* SUPPLIED RECORDS:
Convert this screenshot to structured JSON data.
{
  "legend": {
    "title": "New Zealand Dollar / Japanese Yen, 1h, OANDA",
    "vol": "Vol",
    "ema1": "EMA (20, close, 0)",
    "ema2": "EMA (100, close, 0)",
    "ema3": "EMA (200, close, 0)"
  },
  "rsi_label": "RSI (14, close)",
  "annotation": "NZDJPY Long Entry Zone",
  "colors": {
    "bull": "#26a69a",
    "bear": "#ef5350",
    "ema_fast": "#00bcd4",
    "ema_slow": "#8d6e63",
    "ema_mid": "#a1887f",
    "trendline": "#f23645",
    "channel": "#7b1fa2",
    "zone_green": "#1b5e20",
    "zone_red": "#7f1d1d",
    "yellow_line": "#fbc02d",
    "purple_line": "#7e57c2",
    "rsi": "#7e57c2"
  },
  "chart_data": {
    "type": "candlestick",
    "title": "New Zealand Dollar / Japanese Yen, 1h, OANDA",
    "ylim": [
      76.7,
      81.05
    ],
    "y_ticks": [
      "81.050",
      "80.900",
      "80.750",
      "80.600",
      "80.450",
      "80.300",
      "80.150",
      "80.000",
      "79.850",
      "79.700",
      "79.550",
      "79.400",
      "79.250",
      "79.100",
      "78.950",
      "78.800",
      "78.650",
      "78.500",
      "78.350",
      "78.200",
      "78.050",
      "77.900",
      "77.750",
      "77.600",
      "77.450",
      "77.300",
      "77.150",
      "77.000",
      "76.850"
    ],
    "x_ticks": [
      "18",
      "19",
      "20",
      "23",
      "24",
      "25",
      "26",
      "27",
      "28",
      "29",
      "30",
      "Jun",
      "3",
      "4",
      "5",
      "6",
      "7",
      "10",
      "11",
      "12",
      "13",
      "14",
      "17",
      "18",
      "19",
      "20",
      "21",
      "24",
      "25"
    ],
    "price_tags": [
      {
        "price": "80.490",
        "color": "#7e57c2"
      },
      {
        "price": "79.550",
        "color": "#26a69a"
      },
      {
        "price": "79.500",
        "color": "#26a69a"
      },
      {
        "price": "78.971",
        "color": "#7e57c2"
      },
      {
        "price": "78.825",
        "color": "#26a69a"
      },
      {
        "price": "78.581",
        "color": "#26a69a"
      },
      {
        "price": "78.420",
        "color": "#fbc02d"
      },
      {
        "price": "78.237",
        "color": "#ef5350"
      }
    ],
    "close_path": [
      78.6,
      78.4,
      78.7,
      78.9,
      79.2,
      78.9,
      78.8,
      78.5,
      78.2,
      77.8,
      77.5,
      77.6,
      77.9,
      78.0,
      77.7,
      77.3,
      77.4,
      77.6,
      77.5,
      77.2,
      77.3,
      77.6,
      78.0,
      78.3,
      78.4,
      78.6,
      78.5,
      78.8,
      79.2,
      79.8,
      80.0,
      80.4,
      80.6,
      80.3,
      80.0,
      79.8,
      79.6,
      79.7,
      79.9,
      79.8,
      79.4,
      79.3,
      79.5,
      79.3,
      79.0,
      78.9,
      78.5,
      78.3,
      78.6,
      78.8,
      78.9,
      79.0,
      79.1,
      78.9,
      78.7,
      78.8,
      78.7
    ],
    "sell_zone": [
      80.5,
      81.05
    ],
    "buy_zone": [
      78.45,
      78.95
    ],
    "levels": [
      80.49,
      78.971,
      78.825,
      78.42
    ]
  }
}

* PROBLEM REQUIREMENTS: Every entry must be output again, exactly as written above.

* WORKED ANSWER:
Convert this screenshot to structured JSON data.
{
  "legend": {
    "title": "New Zealand Dollar / Japanese Yen, 1h, OANDA",
    "vol": "Vol",
    "ema1": "EMA (20, close, 0)",
    "ema2": "EMA (100, close, 0)",
    "ema3": "EMA (200, close, 0)"
  },
  "rsi_label": "RSI (14, close)",
  "annotation": "NZDJPY Long Entry Zone",
  "colors": {
    "bull": "#26a69a",
    "bear": "#ef5350",
    "ema_fast": "#00bcd4",
    "ema_slow": "#8d6e63",
    "ema_mid": "#a1887f",
    "trendline": "#f23645",
    "channel": "#7b1fa2",
    "zone_green": "#1b5e20",
    "zone_red": "#7f1d1d",
    "yellow_line": "#fbc02d",
    "purple_line": "#7e57c2",
    "rsi": "#7e57c2"
  },
  "chart_data": {
    "type": "candlestick",
    "title": "New Zealand Dollar / Japanese Yen, 1h, OANDA",
    "ylim": [
      76.7,
      81.05
    ],
    "y_ticks": [
      "81.050",
      "80.900",
      "80.750",
      "80.600",
      "80.450",
      "80.300",
      "80.150",
      "80.000",
      "79.850",
      "79.700",
      "79.550",
      "79.400",
      "79.250",
      "79.100",
      "78.950",
      "78.800",
      "78.650",
      "78.500",
      "78.350",
      "78.200",
      "78.050",
      "77.900",
      "77.750",
      "77.600",
      "77.450",
      "77.300",
      "77.150",
      "77.000",
      "76.850"
    ],
    "x_ticks": [
      "18",
      "19",
      "20",
      "23",
      "24",
      "25",
      "26",
      "27",
      "28",
      "29",
      "30",
      "Jun",
      "3",
      "4",
      "5",
      "6",
      "7",
      "10",
      "11",
      "12",
      "13",
      "14",
      "17",
      "18",
      "19",
      "20",
      "21",
      "24",
      "25"
    ],
    "price_tags": [
      {
        "price": "80.490",
        "color": "#7e57c2"
      },
      {
        "price": "79.550",
        "color": "#26a69a"
      },
      {
        "price": "79.500",
        "color": "#26a69a"
      },
      {
        "price": "78.971",
        "color": "#7e57c2"
      },
      {
        "price": "78.825",
        "color": "#26a69a"
      },
      {
        "price": "78.581",
        "color": "#26a69a"
      },
      {
        "price": "78.420",
        "color": "#fbc02d"
      },
      {
        "price": "78.237",
        "color": "#ef5350"
      }
    ],
    "close_path": [
      78.6,
      78.4,
      78.7,
      78.9,
      79.2,
      78.9,
      78.8,
      78.5,
      78.2,
      77.8,
      77.5,
      77.6,
      77.9,
      78.0,
      77.7,
      77.3,
      77.4,
      77.6,
      77.5,
      77.2,
      77.3,
      77.6,
      78.0,
      78.3,
      78.4,
      78.6,
      78.5,
      78.8,
      79.2,
      79.8,
      80.0,
      80.4,
      80.6,
      80.3,
      80.0,
      79.8,
      79.6,
      79.7,
      79.9,
      79.8,
      79.4,
      79.3,
      79.5,
      79.3,
      79.0,
      78.9,
      78.5,
      78.3,
      78.6,
      78.8,
      78.9,
      79.0,
      79.1,
      78.9,
      78.7,
      78.8,
      78.7
    ],
    "sell_zone": [
      80.5,
      81.05
    ],
    "buy_zone": [
      78.45,
      78.95
    ],
    "levels": [
      80.49,
      78.971,
      78.825,
      78.42
    ]
  }
}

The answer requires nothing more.